-- Begin Material supplied --
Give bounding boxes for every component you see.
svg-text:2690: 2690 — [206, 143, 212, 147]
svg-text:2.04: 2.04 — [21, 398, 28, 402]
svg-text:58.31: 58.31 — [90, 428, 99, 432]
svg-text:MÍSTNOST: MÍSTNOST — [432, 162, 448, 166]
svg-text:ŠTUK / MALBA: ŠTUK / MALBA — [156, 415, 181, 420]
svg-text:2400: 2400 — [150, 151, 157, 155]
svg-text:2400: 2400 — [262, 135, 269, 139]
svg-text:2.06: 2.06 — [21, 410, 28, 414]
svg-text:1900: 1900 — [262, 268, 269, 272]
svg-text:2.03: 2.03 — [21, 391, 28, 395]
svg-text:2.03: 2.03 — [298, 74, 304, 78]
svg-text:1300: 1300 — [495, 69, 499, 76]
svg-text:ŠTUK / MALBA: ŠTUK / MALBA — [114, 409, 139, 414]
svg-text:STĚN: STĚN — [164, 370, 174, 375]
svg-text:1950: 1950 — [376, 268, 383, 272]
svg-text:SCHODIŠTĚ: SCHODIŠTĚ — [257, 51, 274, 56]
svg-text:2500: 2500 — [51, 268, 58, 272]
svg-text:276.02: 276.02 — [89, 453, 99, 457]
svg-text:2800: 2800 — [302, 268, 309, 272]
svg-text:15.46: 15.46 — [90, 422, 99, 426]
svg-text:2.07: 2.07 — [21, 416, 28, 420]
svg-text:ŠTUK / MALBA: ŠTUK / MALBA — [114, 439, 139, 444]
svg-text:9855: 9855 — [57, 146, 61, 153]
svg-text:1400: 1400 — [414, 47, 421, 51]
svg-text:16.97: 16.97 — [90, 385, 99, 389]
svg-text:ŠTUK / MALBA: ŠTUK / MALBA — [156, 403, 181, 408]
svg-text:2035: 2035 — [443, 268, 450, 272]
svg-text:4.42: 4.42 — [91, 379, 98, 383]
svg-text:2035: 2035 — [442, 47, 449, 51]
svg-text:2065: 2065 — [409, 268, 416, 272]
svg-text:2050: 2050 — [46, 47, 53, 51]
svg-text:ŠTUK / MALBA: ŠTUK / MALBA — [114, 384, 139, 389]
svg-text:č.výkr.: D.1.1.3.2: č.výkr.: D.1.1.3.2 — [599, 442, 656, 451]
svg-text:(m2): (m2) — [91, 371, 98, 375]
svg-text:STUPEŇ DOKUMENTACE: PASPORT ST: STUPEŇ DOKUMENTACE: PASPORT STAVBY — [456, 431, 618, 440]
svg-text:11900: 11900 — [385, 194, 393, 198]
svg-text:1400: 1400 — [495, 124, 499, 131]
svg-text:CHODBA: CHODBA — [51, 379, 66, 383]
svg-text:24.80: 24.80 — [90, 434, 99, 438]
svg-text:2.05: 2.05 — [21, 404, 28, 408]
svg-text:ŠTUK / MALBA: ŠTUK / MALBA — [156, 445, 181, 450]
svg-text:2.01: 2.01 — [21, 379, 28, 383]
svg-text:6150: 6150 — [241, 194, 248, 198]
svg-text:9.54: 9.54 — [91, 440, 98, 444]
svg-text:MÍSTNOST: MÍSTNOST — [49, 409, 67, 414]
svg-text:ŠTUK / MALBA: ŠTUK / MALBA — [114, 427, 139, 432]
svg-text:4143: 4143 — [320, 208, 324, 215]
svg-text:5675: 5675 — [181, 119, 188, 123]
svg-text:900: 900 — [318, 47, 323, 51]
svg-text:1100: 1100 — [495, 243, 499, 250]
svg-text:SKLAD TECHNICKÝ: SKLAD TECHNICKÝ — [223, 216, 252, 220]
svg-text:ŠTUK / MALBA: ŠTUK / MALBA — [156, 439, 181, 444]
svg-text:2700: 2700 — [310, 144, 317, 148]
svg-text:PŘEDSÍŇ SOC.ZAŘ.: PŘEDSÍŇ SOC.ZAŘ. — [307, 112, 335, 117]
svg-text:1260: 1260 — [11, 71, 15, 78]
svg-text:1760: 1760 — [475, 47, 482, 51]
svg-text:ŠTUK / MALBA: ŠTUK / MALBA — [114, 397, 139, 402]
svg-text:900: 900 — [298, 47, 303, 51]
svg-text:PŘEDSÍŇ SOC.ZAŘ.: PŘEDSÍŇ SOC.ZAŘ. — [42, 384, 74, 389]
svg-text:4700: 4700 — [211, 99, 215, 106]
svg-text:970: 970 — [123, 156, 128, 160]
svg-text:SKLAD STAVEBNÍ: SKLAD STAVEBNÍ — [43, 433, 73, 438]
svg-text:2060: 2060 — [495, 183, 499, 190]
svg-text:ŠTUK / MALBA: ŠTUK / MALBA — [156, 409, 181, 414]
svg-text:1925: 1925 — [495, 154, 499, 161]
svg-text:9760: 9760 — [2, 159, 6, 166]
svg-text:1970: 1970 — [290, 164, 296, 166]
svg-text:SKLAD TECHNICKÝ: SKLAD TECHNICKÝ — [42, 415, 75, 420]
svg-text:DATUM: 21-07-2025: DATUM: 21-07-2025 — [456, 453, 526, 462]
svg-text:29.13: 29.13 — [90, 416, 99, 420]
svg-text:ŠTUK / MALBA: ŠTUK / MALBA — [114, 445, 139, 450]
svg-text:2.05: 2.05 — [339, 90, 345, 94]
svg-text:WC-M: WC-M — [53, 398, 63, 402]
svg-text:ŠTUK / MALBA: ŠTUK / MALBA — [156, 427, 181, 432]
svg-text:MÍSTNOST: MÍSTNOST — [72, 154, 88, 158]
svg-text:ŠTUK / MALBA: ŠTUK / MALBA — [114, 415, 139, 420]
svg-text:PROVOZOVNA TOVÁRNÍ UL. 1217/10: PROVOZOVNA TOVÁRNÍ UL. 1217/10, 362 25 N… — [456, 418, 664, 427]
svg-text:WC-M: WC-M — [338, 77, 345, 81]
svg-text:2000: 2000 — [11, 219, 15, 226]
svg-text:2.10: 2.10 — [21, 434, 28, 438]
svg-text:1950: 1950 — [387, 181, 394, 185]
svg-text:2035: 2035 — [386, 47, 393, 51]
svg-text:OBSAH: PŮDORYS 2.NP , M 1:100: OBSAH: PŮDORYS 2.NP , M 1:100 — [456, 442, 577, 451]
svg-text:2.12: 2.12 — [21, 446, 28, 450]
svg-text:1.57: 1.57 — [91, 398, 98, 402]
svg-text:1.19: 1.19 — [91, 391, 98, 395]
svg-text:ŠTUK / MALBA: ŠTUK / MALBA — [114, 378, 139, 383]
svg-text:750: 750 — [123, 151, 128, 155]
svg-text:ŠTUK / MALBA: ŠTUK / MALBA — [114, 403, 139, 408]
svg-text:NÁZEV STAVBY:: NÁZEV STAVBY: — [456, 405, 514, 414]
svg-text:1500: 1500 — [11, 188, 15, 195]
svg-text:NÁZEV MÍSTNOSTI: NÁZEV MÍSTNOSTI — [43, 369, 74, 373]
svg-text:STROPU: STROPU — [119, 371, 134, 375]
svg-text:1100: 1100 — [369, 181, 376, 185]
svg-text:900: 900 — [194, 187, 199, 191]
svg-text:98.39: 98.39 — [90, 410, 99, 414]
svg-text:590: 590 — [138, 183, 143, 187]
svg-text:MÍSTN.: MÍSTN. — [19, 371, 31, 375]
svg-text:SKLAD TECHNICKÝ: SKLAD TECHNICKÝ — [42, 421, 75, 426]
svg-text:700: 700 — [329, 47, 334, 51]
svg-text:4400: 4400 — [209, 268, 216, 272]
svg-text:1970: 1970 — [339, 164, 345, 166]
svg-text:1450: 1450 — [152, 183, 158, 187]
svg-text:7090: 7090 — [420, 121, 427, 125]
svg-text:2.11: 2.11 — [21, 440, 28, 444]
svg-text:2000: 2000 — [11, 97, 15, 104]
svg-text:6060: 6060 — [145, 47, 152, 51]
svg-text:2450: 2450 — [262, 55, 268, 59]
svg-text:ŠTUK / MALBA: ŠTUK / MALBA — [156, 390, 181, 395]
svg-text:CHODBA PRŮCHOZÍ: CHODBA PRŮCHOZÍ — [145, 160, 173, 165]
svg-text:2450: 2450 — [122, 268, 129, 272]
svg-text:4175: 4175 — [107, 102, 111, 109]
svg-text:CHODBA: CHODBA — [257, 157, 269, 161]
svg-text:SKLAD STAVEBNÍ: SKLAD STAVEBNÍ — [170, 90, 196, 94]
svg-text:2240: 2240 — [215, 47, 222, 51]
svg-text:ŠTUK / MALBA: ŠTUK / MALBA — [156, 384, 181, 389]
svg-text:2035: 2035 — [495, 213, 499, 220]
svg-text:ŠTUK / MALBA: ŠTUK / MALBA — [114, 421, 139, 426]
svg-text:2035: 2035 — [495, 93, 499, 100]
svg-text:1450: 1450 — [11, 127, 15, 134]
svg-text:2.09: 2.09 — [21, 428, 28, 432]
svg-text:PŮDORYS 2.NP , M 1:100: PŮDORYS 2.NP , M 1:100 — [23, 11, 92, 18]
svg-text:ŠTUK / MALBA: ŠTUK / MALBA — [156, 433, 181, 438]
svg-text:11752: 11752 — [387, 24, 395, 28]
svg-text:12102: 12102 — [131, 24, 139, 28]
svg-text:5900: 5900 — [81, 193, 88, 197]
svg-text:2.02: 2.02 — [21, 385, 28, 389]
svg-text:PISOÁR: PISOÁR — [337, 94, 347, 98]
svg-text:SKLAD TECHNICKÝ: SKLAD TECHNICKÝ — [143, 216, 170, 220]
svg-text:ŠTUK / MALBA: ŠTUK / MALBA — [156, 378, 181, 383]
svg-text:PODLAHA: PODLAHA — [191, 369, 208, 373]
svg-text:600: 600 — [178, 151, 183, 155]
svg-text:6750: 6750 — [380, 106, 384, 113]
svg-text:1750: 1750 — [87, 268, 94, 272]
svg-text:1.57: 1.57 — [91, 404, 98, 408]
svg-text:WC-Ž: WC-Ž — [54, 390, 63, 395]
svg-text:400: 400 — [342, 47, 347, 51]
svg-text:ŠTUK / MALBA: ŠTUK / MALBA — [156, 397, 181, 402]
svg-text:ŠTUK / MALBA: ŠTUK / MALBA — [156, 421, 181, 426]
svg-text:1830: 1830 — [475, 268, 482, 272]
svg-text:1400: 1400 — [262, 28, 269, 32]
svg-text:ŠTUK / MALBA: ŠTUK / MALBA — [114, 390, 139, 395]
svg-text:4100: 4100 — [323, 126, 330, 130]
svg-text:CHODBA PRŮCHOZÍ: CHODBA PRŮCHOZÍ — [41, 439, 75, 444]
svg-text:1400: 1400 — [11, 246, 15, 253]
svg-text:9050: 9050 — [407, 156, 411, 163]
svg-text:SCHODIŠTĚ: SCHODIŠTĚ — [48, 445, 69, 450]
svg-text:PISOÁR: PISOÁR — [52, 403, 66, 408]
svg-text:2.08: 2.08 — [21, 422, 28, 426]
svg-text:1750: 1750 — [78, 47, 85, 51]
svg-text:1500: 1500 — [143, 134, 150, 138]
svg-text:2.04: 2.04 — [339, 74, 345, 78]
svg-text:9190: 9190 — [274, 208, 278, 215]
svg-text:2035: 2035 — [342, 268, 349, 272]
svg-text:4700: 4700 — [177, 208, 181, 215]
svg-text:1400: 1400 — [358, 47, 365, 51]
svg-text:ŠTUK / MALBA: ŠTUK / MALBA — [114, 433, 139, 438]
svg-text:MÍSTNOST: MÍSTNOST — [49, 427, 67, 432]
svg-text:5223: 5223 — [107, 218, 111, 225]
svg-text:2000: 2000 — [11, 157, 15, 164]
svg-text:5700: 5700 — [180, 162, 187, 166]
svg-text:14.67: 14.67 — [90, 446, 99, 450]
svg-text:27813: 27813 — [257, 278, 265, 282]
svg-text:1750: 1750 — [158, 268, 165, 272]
-- End Material supplied --
To be done
Pick out every row above that contains the string "SCHODIŠTĚ" and copy each one in full.

Full response
svg-text:SCHODIŠTĚ: SCHODIŠTĚ — [257, 51, 274, 56]
svg-text:SCHODIŠTĚ: SCHODIŠTĚ — [48, 445, 69, 450]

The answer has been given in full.